-------- Input for this task --------
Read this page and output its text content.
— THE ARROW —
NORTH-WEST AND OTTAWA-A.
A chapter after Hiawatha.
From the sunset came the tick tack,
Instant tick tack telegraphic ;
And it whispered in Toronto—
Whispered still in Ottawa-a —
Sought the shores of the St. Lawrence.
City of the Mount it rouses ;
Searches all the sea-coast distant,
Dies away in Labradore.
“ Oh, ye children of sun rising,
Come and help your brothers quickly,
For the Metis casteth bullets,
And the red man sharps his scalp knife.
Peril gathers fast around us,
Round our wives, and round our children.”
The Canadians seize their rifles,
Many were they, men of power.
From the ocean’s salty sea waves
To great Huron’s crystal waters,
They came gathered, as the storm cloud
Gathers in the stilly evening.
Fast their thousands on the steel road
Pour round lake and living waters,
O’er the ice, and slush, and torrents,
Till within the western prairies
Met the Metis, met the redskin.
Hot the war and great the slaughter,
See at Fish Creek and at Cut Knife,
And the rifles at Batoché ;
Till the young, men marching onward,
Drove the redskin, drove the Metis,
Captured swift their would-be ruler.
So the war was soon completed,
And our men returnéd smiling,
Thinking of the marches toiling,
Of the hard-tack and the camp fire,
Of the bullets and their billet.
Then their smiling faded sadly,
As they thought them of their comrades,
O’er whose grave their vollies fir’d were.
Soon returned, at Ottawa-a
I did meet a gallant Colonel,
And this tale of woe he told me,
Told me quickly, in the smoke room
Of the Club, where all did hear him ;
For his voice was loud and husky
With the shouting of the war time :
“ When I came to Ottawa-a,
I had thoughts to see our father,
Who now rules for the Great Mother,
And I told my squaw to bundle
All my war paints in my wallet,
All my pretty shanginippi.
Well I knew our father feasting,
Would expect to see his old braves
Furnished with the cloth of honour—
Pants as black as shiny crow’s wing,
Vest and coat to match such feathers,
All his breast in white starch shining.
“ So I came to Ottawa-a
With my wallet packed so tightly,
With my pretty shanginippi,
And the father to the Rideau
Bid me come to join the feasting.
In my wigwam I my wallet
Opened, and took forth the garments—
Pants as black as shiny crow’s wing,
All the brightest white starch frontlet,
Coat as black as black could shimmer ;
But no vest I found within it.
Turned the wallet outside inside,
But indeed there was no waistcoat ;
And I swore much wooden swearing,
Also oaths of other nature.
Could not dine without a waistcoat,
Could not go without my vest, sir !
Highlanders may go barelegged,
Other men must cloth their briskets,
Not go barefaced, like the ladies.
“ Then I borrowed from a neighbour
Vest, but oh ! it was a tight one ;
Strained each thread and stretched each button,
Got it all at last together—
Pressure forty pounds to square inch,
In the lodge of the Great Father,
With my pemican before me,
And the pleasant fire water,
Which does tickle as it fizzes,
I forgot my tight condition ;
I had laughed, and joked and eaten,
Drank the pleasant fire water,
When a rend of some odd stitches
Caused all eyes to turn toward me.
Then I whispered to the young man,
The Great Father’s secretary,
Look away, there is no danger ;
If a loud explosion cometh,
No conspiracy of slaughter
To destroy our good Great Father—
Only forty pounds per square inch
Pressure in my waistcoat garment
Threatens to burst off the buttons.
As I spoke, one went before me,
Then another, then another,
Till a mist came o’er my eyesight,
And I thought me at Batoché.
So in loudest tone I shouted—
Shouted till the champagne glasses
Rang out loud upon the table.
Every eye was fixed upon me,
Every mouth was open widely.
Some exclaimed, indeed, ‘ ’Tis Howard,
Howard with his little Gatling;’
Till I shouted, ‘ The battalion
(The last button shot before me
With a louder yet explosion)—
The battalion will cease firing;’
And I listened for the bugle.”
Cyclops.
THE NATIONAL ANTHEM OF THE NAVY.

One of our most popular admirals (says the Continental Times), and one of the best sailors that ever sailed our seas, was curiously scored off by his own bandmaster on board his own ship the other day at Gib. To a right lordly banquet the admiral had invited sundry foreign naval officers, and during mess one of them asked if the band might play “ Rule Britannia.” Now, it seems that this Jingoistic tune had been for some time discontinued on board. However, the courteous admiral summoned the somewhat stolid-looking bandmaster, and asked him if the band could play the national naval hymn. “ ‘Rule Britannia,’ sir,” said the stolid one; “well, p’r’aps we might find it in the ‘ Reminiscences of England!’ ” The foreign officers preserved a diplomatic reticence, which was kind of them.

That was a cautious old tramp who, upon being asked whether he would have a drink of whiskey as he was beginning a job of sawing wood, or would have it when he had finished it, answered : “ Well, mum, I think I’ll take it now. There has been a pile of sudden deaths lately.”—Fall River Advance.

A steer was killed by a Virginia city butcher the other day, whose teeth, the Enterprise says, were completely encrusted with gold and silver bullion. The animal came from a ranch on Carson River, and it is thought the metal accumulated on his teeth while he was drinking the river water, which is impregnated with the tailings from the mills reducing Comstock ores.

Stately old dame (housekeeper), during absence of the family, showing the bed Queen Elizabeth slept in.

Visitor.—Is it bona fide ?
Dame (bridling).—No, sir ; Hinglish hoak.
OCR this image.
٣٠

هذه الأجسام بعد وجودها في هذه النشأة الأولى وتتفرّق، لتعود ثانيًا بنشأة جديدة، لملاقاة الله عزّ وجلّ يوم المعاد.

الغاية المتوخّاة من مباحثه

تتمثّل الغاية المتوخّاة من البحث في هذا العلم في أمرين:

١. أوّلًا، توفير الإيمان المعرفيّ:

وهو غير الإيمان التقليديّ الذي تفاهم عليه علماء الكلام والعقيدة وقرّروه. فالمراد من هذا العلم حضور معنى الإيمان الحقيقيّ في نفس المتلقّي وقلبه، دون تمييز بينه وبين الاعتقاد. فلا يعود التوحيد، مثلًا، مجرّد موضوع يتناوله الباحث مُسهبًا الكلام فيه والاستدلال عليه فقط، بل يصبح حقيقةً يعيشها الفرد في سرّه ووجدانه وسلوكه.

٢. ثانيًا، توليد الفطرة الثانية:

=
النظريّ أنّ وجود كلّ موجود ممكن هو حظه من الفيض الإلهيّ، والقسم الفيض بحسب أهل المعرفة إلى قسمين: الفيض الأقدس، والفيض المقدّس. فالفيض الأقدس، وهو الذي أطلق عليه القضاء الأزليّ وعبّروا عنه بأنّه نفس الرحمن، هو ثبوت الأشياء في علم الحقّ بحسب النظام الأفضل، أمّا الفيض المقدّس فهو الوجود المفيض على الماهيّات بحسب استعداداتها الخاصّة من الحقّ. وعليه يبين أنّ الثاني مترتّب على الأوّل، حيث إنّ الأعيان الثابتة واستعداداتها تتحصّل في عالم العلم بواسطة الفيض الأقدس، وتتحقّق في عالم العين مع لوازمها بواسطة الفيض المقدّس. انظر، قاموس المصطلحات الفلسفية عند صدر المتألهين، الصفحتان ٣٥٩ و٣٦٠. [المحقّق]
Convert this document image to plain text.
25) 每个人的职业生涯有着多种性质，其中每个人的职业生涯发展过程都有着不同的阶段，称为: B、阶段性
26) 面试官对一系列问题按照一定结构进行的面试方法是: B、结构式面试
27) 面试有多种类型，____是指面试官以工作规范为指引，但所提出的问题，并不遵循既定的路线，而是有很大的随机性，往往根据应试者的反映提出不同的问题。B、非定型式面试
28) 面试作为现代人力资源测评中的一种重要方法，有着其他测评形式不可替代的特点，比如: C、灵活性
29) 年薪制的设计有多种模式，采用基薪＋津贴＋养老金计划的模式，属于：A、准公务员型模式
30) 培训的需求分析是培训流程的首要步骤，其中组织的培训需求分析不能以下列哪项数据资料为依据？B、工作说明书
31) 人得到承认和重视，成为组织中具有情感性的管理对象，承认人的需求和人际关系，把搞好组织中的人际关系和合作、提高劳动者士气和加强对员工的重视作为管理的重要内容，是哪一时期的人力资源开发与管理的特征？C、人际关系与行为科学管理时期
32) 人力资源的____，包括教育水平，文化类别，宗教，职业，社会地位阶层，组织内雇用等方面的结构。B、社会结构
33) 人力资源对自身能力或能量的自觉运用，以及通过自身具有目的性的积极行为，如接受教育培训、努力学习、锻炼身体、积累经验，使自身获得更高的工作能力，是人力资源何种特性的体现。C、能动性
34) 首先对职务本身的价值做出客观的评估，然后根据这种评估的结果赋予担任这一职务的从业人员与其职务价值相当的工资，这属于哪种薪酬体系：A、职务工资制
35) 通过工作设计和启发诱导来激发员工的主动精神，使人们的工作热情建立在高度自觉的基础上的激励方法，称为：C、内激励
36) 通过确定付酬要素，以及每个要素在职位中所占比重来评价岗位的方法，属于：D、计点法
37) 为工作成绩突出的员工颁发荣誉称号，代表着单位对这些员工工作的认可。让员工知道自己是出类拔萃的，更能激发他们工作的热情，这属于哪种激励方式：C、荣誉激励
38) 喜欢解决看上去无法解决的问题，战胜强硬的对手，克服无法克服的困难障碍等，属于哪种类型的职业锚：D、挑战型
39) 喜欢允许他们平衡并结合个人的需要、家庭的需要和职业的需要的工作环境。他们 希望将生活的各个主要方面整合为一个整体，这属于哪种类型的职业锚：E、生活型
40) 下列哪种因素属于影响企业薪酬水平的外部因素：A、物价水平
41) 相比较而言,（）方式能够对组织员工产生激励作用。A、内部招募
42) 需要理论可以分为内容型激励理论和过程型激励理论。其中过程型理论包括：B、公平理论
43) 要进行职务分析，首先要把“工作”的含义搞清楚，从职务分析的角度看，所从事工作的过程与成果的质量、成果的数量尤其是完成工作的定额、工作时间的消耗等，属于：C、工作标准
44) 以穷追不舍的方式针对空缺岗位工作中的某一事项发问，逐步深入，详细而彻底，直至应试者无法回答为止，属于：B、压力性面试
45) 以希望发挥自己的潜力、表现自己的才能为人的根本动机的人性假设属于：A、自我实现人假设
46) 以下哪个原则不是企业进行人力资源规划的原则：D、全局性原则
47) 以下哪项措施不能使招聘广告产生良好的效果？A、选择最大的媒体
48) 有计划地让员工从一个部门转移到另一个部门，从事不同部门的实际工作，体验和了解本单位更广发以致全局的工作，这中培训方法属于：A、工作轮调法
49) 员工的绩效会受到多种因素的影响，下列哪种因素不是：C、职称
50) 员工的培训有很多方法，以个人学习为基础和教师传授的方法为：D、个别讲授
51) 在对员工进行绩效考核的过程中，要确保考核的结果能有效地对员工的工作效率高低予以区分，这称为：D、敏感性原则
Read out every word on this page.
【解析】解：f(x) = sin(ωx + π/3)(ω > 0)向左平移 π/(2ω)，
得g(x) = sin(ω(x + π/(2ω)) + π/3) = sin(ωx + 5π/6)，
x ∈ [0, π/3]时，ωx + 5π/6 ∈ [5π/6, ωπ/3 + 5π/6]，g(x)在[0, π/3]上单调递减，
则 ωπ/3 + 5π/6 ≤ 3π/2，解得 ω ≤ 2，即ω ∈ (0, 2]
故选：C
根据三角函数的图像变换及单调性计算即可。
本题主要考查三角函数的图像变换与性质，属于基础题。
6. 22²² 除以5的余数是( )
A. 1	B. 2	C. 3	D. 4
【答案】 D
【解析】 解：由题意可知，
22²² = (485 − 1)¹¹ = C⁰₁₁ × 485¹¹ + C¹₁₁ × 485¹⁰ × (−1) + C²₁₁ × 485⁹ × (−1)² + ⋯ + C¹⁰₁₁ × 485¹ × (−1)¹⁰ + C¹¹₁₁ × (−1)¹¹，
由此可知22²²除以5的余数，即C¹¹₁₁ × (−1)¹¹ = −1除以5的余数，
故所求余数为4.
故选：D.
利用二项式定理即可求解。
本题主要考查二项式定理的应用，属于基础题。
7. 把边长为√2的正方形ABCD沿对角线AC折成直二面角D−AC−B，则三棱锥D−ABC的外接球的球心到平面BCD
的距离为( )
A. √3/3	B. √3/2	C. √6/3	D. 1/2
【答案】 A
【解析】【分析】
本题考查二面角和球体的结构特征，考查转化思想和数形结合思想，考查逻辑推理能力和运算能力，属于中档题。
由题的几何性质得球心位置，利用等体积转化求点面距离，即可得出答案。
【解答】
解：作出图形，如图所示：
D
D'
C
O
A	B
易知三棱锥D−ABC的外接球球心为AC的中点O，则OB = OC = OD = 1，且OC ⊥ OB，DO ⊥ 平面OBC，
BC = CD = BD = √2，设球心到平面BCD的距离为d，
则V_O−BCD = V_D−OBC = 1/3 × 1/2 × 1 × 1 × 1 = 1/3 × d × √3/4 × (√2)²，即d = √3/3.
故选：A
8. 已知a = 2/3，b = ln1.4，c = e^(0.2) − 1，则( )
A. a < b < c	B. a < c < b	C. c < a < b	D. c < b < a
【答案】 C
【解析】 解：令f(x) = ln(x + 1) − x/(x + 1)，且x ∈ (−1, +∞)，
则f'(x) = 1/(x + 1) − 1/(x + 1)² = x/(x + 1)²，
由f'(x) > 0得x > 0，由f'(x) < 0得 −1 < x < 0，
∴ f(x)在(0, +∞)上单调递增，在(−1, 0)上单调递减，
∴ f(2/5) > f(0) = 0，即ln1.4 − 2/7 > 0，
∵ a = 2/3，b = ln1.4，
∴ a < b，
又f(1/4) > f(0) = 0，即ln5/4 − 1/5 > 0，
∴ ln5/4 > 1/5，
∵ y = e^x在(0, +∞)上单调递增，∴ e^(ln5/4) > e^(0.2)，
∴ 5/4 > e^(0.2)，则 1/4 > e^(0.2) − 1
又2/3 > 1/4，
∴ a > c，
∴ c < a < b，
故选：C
--------
Pick out and copy every line that contains the word "text".

Read this page and output its text content.
Convert this document image to plain text.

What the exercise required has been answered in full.